#### The task
Your answer is a single number: the count of lines that contain the string "telluric".

#### Provided information
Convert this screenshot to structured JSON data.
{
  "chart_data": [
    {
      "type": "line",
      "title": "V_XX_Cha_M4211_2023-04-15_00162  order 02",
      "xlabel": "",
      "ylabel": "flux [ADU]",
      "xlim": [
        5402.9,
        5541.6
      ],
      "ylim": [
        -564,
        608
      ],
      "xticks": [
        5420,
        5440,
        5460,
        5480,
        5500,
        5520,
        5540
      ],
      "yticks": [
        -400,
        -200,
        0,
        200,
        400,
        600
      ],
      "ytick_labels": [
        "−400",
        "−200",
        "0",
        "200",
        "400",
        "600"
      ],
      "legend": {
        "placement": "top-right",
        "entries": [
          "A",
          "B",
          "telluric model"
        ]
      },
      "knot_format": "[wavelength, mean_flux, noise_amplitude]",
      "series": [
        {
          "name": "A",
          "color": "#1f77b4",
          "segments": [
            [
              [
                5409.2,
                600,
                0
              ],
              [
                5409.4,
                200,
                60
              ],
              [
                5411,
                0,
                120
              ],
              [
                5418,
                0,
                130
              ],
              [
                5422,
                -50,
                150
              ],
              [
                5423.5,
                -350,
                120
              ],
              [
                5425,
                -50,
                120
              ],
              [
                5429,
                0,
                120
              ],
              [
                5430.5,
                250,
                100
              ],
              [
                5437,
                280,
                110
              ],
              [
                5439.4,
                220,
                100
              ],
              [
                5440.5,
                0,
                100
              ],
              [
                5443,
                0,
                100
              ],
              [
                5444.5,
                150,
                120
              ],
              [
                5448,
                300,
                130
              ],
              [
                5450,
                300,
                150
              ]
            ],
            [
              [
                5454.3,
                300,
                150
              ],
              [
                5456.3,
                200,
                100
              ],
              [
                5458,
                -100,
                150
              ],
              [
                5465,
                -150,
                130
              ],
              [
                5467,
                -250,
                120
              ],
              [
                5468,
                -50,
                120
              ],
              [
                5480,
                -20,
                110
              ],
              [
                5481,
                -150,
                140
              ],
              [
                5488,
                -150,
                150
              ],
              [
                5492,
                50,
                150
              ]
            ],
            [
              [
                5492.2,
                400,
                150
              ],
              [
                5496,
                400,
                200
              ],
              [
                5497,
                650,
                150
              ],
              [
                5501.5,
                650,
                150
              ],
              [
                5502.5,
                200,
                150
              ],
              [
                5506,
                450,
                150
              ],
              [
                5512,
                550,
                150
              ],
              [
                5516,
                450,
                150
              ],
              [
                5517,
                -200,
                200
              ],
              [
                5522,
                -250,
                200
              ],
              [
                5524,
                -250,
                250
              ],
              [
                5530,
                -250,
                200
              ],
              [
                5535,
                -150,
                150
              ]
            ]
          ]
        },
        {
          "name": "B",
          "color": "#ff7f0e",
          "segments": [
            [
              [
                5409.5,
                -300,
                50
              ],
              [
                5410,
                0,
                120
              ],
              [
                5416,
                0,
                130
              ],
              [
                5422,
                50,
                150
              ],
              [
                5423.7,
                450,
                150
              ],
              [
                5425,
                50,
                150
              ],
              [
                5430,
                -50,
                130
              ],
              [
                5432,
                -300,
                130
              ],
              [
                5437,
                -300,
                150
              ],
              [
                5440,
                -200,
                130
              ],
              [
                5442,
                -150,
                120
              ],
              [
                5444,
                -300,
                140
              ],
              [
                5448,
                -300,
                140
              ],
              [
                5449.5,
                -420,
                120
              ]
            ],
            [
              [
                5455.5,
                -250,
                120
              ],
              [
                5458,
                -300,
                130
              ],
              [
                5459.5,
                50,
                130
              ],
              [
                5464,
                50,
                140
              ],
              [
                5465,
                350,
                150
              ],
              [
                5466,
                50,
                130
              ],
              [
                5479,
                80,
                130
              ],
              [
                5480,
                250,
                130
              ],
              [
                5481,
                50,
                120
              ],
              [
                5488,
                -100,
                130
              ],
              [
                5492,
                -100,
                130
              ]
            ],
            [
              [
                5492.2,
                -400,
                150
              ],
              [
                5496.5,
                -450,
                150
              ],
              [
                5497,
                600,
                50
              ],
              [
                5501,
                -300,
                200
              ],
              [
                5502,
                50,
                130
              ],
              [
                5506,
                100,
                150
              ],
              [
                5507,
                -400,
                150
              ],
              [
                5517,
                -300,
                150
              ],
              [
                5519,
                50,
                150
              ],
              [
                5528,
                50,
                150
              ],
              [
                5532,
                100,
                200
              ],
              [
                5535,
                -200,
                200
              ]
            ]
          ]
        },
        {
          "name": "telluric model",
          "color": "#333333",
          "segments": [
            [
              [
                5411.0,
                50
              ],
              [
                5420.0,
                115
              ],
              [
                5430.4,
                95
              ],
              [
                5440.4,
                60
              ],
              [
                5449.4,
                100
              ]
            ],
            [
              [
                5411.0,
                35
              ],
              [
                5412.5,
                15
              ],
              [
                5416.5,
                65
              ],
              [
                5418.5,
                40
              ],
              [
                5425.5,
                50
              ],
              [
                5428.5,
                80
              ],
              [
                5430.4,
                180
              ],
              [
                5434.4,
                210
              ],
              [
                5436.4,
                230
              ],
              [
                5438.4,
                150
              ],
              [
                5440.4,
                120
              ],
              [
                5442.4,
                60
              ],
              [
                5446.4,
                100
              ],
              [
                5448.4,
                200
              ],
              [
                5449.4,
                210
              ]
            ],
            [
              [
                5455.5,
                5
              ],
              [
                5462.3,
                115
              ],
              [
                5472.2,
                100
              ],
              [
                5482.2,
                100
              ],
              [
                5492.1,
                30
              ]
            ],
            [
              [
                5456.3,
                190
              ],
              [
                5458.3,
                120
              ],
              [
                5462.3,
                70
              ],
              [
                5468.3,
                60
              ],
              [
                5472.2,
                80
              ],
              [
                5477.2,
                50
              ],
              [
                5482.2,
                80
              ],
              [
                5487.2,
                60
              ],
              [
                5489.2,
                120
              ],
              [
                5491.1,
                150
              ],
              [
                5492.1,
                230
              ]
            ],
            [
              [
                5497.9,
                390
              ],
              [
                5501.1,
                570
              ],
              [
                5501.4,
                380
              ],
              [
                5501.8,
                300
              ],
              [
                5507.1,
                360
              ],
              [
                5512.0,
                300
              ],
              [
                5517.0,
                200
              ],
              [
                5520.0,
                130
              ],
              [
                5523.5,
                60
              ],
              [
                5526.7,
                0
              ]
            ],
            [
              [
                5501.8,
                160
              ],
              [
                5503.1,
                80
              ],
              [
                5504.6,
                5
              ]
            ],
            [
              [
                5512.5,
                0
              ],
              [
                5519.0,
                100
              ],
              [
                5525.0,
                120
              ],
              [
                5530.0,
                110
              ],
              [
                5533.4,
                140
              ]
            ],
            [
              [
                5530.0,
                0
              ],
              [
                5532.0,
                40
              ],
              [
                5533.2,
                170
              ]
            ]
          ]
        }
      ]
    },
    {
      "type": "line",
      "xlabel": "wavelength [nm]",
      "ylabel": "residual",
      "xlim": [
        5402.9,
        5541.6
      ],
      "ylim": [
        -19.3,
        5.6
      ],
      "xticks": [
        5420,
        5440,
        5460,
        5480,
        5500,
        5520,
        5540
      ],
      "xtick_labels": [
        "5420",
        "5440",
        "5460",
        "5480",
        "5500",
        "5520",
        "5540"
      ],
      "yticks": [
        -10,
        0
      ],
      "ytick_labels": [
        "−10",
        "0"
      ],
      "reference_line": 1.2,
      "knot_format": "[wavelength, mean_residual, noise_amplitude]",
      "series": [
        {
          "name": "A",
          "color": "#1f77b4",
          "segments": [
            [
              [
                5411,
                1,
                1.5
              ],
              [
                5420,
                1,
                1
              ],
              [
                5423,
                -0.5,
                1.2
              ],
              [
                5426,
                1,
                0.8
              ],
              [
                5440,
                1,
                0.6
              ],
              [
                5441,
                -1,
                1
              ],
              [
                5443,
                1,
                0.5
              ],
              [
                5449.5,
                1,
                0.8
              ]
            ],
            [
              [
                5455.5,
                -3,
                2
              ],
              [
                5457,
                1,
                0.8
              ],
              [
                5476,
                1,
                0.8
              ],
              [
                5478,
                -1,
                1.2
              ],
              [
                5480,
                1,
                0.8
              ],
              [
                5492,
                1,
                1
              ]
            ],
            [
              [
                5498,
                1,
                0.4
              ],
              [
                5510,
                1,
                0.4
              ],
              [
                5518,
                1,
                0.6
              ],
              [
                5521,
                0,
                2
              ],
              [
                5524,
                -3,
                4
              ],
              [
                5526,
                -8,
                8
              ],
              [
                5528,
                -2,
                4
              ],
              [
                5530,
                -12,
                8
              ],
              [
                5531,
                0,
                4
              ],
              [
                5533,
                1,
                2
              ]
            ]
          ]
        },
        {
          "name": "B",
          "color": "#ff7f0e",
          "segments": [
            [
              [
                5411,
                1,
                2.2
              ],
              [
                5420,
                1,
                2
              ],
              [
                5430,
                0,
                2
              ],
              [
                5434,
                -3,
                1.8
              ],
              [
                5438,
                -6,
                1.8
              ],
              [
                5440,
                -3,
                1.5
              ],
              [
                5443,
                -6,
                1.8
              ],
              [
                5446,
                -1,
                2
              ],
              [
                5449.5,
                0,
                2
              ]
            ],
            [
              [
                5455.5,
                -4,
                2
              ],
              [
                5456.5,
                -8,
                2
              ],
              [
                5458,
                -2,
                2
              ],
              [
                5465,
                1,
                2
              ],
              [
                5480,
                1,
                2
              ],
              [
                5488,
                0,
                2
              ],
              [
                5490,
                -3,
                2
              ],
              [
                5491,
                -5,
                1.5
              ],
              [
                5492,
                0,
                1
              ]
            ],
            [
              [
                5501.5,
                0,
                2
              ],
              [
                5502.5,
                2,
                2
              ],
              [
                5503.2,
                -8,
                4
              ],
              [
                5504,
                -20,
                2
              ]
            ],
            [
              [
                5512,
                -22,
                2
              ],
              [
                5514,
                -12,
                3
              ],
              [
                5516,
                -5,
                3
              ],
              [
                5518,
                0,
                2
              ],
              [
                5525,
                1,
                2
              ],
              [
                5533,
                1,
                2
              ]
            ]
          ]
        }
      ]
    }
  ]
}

#### The result
2